**ENTRIES PROVIDED**
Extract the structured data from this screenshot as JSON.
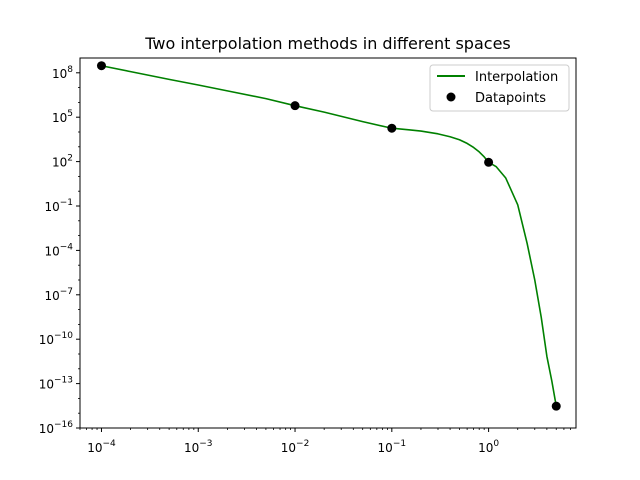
{
  "chart_data": {
    "type": "line",
    "title": "Two interpolation methods in different spaces",
    "xscale": "log",
    "yscale": "log",
    "xlim": [
      6e-05,
      8
    ],
    "ylim": [
      1e-16,
      1000000000.0
    ],
    "x_ticks": [
      {
        "value": 0.0001,
        "base": "10",
        "exp": "−4"
      },
      {
        "value": 0.001,
        "base": "10",
        "exp": "−3"
      },
      {
        "value": 0.01,
        "base": "10",
        "exp": "−2"
      },
      {
        "value": 0.1,
        "base": "10",
        "exp": "−1"
      },
      {
        "value": 1,
        "base": "10",
        "exp": "0"
      }
    ],
    "y_ticks": [
      {
        "value": 100000000.0,
        "base": "10",
        "exp": "8"
      },
      {
        "value": 100000.0,
        "base": "10",
        "exp": "5"
      },
      {
        "value": 100.0,
        "base": "10",
        "exp": "2"
      },
      {
        "value": 0.1,
        "base": "10",
        "exp": "−1"
      },
      {
        "value": 0.0001,
        "base": "10",
        "exp": "−4"
      },
      {
        "value": 1e-07,
        "base": "10",
        "exp": "−7"
      },
      {
        "value": 1e-10,
        "base": "10",
        "exp": "−10"
      },
      {
        "value": 1e-13,
        "base": "10",
        "exp": "−13"
      },
      {
        "value": 1e-16,
        "base": "10",
        "exp": "−16"
      }
    ],
    "series": [
      {
        "name": "Interpolation",
        "kind": "line",
        "color": "#008000",
        "x": [
          0.0001,
          0.0002,
          0.0005,
          0.001,
          0.002,
          0.005,
          0.01,
          0.02,
          0.05,
          0.1,
          0.15,
          0.2,
          0.3,
          0.4,
          0.5,
          0.6,
          0.7,
          0.8,
          0.9,
          1.0,
          1.2,
          1.5,
          2.0,
          2.5,
          3.0,
          3.5,
          4.0,
          4.5,
          5.0
        ],
        "y": [
          300000000.0,
          120000000.0,
          36000000.0,
          15000000.0,
          6000000.0,
          1800000.0,
          600000.0,
          220000.0,
          50000.0,
          18000.0,
          14000.0,
          11500.0,
          7500,
          4800,
          3000,
          1700,
          900,
          450,
          210,
          90,
          45,
          8,
          0.12,
          0.0003,
          1e-06,
          3e-09,
          7e-12,
          1.5e-13,
          3e-15
        ]
      },
      {
        "name": "Datapoints",
        "kind": "scatter",
        "color": "#000000",
        "x": [
          0.0001,
          0.01,
          0.1,
          1.0,
          5.0
        ],
        "y": [
          300000000.0,
          600000.0,
          18000.0,
          90,
          3e-15
        ]
      }
    ],
    "legend": {
      "position": "top-right",
      "entries": [
        {
          "label": "Interpolation",
          "marker": "line",
          "color": "#008000"
        },
        {
          "label": "Datapoints",
          "marker": "dot",
          "color": "#000000"
        }
      ]
    }
  }
}
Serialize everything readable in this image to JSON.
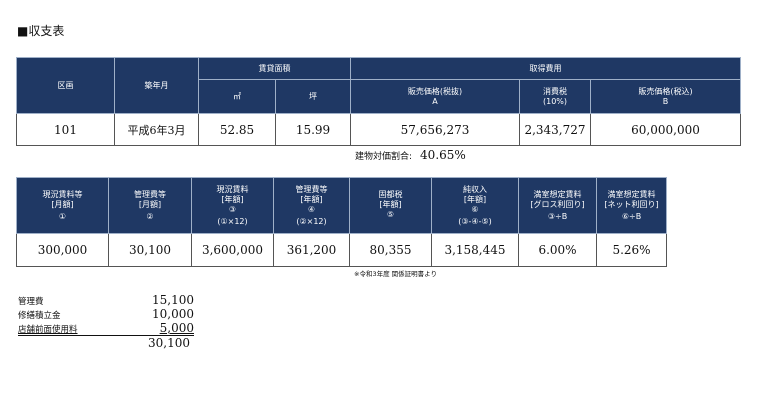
{
  "title": "■収支表",
  "table1": {
    "h_ku": "区画",
    "h_chiku": "築年月",
    "h_area": "賃貸面積",
    "h_sqm": "㎡",
    "h_tsubo": "坪",
    "h_cost": "取得費用",
    "h_price_ex": "販売価格(税抜)",
    "h_price_ex_sym": "A",
    "h_tax": "消費税",
    "h_tax_rate": "(10%)",
    "h_price_in": "販売価格(税込)",
    "h_price_in_sym": "B",
    "row": {
      "unit": "101",
      "built": "平成6年3月",
      "sqm": "52.85",
      "tsubo": "15.99",
      "price_ex": "57,656,273",
      "tax": "2,343,727",
      "price_in": "60,000,000"
    }
  },
  "ratio": {
    "label": "建物対価割合:",
    "value": "40.65%"
  },
  "table2": {
    "headers": [
      {
        "l1": "現況賃料等",
        "l2": "[月額]",
        "l3": "",
        "l4": "①"
      },
      {
        "l1": "管理費等",
        "l2": "[月額]",
        "l3": "",
        "l4": "②"
      },
      {
        "l1": "現況賃料",
        "l2": "[年額]",
        "l3": "③",
        "l4": "(①×12)"
      },
      {
        "l1": "管理費等",
        "l2": "[年額]",
        "l3": "④",
        "l4": "(②×12)"
      },
      {
        "l1": "固都税",
        "l2": "[年額]",
        "l3": "⑤",
        "l4": ""
      },
      {
        "l1": "純収入",
        "l2": "[年額]",
        "l3": "⑥",
        "l4": "(③-④-⑤)"
      },
      {
        "l1": "満室想定賃料",
        "l2": "[グロス利回り]",
        "l3": "",
        "l4": "③÷B"
      },
      {
        "l1": "満室想定賃料",
        "l2": "[ネット利回り]",
        "l3": "",
        "l4": "⑥÷B"
      }
    ],
    "values": [
      "300,000",
      "30,100",
      "3,600,000",
      "361,200",
      "80,355",
      "3,158,445",
      "6.00%",
      "5.26%"
    ]
  },
  "note": "※令和3年度 関係証明書より",
  "breakdown": {
    "items": [
      {
        "label": "管理費",
        "amount": "15,100"
      },
      {
        "label": "修繕積立金",
        "amount": "10,000"
      },
      {
        "label": "店舗前面使用料",
        "amount": "5,000"
      }
    ],
    "total": "30,100"
  }
}
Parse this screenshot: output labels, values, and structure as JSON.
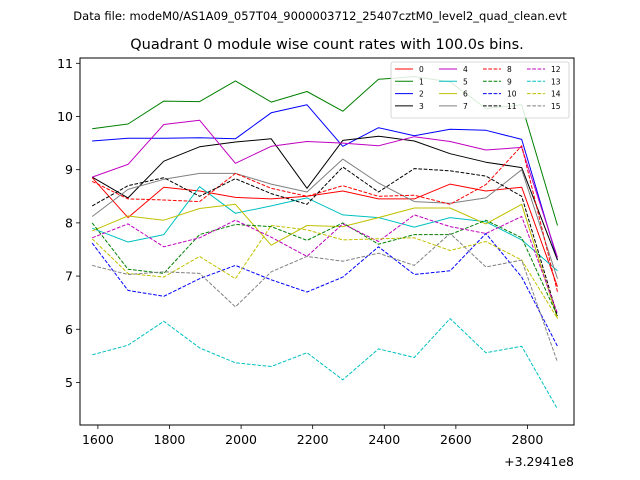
{
  "chart_data": {
    "type": "line",
    "header": "Data file: modeM0/AS1A09_057T04_9000003712_25407cztM0_level2_quad_clean.evt",
    "title": "Quadrant 0 module wise count rates with 100.0s bins.",
    "xlabel": "",
    "ylabel": "",
    "x_offset_label": "+3.2941e8",
    "xlim": [
      1550,
      2930
    ],
    "ylim": [
      4.2,
      11.1
    ],
    "xticks": [
      1600,
      1800,
      2000,
      2200,
      2400,
      2600,
      2800
    ],
    "xtick_labels": [
      "1600",
      "1800",
      "2000",
      "2200",
      "2400",
      "2600",
      "2800"
    ],
    "yticks": [
      5,
      6,
      7,
      8,
      9,
      10,
      11
    ],
    "ytick_labels": [
      "5",
      "6",
      "7",
      "8",
      "9",
      "10",
      "11"
    ],
    "grid": false,
    "legend_position": "top-right",
    "x": [
      1584,
      1684,
      1784,
      1884,
      1984,
      2084,
      2184,
      2284,
      2384,
      2484,
      2584,
      2684,
      2784,
      2884
    ],
    "series": [
      {
        "name": "0",
        "color": "#ff0000",
        "dash": "solid",
        "values": [
          8.85,
          8.1,
          8.67,
          8.6,
          8.48,
          8.45,
          8.5,
          8.6,
          8.45,
          8.45,
          8.73,
          8.6,
          8.67,
          6.8
        ]
      },
      {
        "name": "1",
        "color": "#008000",
        "dash": "solid",
        "values": [
          9.77,
          9.86,
          10.29,
          10.28,
          10.67,
          10.27,
          10.47,
          10.1,
          10.7,
          10.75,
          10.65,
          10.15,
          10.22,
          7.95
        ]
      },
      {
        "name": "2",
        "color": "#0000ff",
        "dash": "solid",
        "values": [
          9.54,
          9.59,
          9.59,
          9.6,
          9.58,
          10.07,
          10.22,
          9.44,
          9.79,
          9.64,
          9.76,
          9.74,
          9.57,
          7.3
        ]
      },
      {
        "name": "3",
        "color": "#000000",
        "dash": "solid",
        "values": [
          8.86,
          8.47,
          9.16,
          9.43,
          9.52,
          9.58,
          8.65,
          9.55,
          9.63,
          9.54,
          9.3,
          9.14,
          9.04,
          7.3
        ]
      },
      {
        "name": "4",
        "color": "#c000c0",
        "dash": "solid",
        "values": [
          8.86,
          9.1,
          9.85,
          9.93,
          9.12,
          9.44,
          9.53,
          9.5,
          9.45,
          9.62,
          9.53,
          9.37,
          9.42,
          7.35
        ]
      },
      {
        "name": "5",
        "color": "#00c0c0",
        "dash": "solid",
        "values": [
          7.9,
          7.64,
          7.78,
          8.68,
          8.18,
          8.32,
          8.47,
          8.15,
          8.1,
          7.92,
          8.1,
          8.02,
          7.68,
          7.1
        ]
      },
      {
        "name": "6",
        "color": "#c0c000",
        "dash": "solid",
        "values": [
          7.85,
          8.13,
          8.05,
          8.27,
          8.35,
          7.58,
          7.95,
          7.93,
          8.1,
          8.28,
          8.28,
          7.98,
          8.35,
          6.2
        ]
      },
      {
        "name": "7",
        "color": "#808080",
        "dash": "solid",
        "values": [
          8.12,
          8.63,
          8.82,
          8.93,
          8.93,
          8.73,
          8.58,
          9.2,
          8.75,
          8.4,
          8.37,
          8.47,
          9.0,
          6.95
        ]
      },
      {
        "name": "8",
        "color": "#ff0000",
        "dash": "dashed",
        "values": [
          8.78,
          8.45,
          8.43,
          8.4,
          8.93,
          8.65,
          8.5,
          8.7,
          8.5,
          8.52,
          8.35,
          8.72,
          9.45,
          6.7
        ]
      },
      {
        "name": "9",
        "color": "#008000",
        "dash": "dashed",
        "values": [
          8.0,
          7.13,
          7.05,
          7.78,
          7.97,
          7.93,
          7.67,
          8.0,
          7.6,
          7.78,
          7.78,
          8.05,
          7.72,
          6.25
        ]
      },
      {
        "name": "10",
        "color": "#0000ff",
        "dash": "dashed",
        "values": [
          7.62,
          6.73,
          6.62,
          6.95,
          7.2,
          6.93,
          6.7,
          6.98,
          7.55,
          7.03,
          7.1,
          7.8,
          6.98,
          5.68
        ]
      },
      {
        "name": "11",
        "color": "#000000",
        "dash": "dashed",
        "values": [
          8.32,
          8.7,
          8.85,
          8.5,
          8.83,
          8.55,
          8.35,
          9.05,
          8.58,
          9.02,
          8.98,
          8.88,
          8.5,
          6.25
        ]
      },
      {
        "name": "12",
        "color": "#c000c0",
        "dash": "dashed",
        "values": [
          7.72,
          7.98,
          7.55,
          7.72,
          8.05,
          7.73,
          7.37,
          7.98,
          7.65,
          8.15,
          7.93,
          7.8,
          8.12,
          6.3
        ]
      },
      {
        "name": "13",
        "color": "#00c0c0",
        "dash": "dashed",
        "values": [
          5.52,
          5.7,
          6.15,
          5.65,
          5.37,
          5.3,
          5.56,
          5.05,
          5.63,
          5.47,
          6.2,
          5.56,
          5.68,
          4.5
        ]
      },
      {
        "name": "14",
        "color": "#c0c000",
        "dash": "dashed",
        "values": [
          7.7,
          7.05,
          6.98,
          7.37,
          6.95,
          7.95,
          7.87,
          7.68,
          7.7,
          7.72,
          7.48,
          7.65,
          7.3,
          6.2
        ]
      },
      {
        "name": "15",
        "color": "#808080",
        "dash": "dashed",
        "values": [
          7.2,
          7.03,
          7.08,
          7.05,
          6.42,
          7.08,
          7.37,
          7.28,
          7.43,
          7.2,
          7.8,
          7.17,
          7.3,
          5.38
        ]
      }
    ]
  }
}
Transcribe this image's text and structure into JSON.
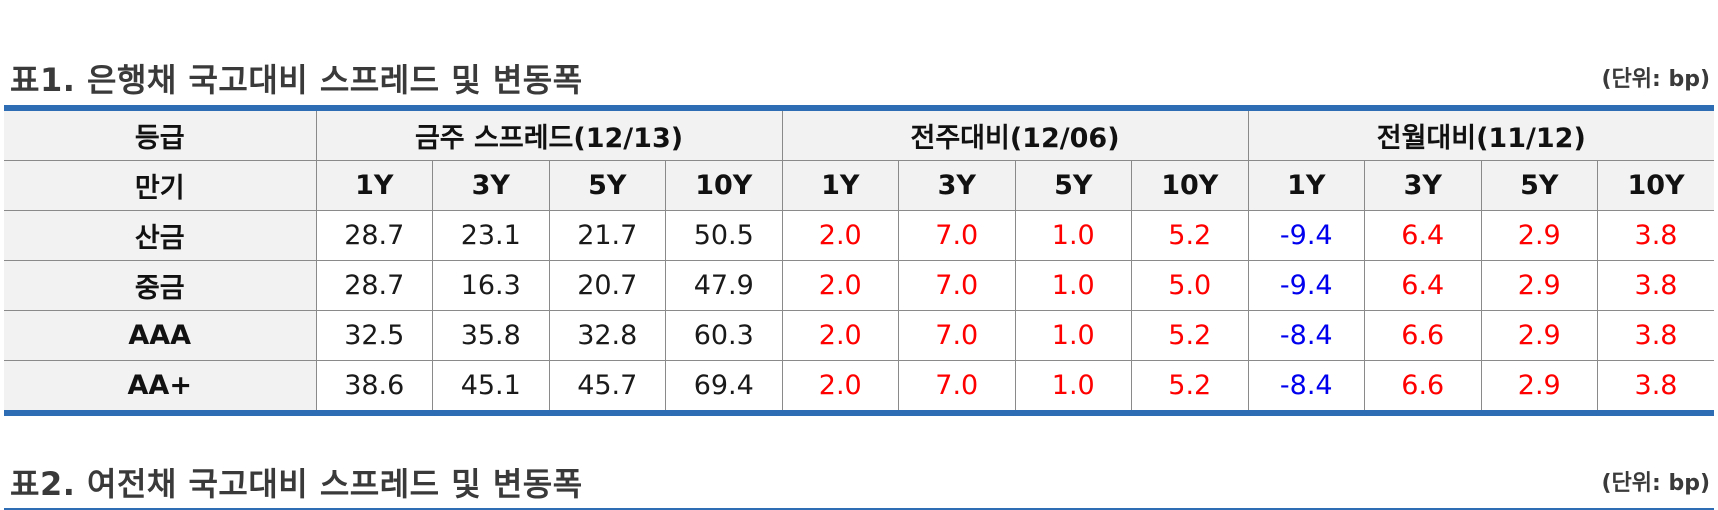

**PROBLEM DESCRIPTION**
Identify each line holding the string "amount", and copy it out.

**RESPONSE TO THIS TASK**
        "amount": "15,100"
        "amount": "10,000"
        "amount": "5,000"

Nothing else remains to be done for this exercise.